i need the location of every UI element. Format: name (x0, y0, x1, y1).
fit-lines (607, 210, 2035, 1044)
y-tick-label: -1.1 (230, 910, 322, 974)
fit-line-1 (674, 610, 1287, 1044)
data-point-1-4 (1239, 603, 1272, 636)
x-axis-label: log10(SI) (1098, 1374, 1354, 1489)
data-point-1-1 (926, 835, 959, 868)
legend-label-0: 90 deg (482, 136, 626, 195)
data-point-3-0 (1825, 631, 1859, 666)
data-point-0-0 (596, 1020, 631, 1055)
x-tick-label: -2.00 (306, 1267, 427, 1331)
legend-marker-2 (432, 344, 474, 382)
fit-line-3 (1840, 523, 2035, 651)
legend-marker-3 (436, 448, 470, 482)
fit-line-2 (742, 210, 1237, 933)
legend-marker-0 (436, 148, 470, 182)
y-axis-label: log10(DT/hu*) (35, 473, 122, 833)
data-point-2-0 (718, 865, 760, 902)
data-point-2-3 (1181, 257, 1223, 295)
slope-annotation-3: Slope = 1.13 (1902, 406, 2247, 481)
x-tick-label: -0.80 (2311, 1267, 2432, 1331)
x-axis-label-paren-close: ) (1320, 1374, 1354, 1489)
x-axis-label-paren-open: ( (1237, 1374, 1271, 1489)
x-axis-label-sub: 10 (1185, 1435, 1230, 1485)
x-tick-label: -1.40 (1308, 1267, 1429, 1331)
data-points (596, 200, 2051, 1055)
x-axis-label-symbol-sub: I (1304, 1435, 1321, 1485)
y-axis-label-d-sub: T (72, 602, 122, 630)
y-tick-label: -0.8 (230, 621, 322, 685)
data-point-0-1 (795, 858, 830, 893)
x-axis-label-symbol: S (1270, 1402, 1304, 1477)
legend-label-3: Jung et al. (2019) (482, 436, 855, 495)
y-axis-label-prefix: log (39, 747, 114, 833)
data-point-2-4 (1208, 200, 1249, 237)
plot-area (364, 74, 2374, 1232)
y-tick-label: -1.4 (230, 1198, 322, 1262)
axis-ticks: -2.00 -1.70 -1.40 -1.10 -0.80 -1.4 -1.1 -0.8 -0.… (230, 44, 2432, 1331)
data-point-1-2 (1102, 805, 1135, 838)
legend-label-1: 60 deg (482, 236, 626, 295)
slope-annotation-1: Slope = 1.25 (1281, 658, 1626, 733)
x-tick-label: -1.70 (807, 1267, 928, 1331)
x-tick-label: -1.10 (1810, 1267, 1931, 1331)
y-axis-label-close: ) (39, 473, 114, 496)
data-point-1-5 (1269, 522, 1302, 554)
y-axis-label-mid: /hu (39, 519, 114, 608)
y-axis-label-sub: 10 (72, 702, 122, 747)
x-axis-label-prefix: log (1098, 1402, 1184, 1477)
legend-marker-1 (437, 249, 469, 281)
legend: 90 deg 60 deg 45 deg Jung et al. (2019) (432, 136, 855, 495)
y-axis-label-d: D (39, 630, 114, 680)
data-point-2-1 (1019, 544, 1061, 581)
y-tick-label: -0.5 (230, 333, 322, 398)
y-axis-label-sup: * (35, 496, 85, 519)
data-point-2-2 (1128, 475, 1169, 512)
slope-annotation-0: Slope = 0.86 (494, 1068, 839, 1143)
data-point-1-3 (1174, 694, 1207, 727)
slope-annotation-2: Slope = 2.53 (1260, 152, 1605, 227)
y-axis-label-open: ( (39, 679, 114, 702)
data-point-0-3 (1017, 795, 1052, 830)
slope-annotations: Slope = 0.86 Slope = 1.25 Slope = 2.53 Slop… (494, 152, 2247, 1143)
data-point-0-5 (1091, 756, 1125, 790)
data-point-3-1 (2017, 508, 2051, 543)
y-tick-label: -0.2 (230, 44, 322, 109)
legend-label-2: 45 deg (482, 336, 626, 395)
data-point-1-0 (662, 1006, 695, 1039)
###
## Objective
Can you recast the lines from the first one above through the line containing "data-point-0-0 (596, 1020, 631, 1055)" as a numbered list, leaving out any blank lines?

## Reply
1. i need the location of every UI element. Format: name (x0, y0, x1, y1).
2. fit-lines (607, 210, 2035, 1044)
3. y-tick-label: -1.1 (230, 910, 322, 974)
4. fit-line-1 (674, 610, 1287, 1044)
5. data-point-1-4 (1239, 603, 1272, 636)
6. x-axis-label: log10(SI) (1098, 1374, 1354, 1489)
7. data-point-1-1 (926, 835, 959, 868)
8. legend-label-0: 90 deg (482, 136, 626, 195)
9. data-point-3-0 (1825, 631, 1859, 666)
10. data-point-0-0 (596, 1020, 631, 1055)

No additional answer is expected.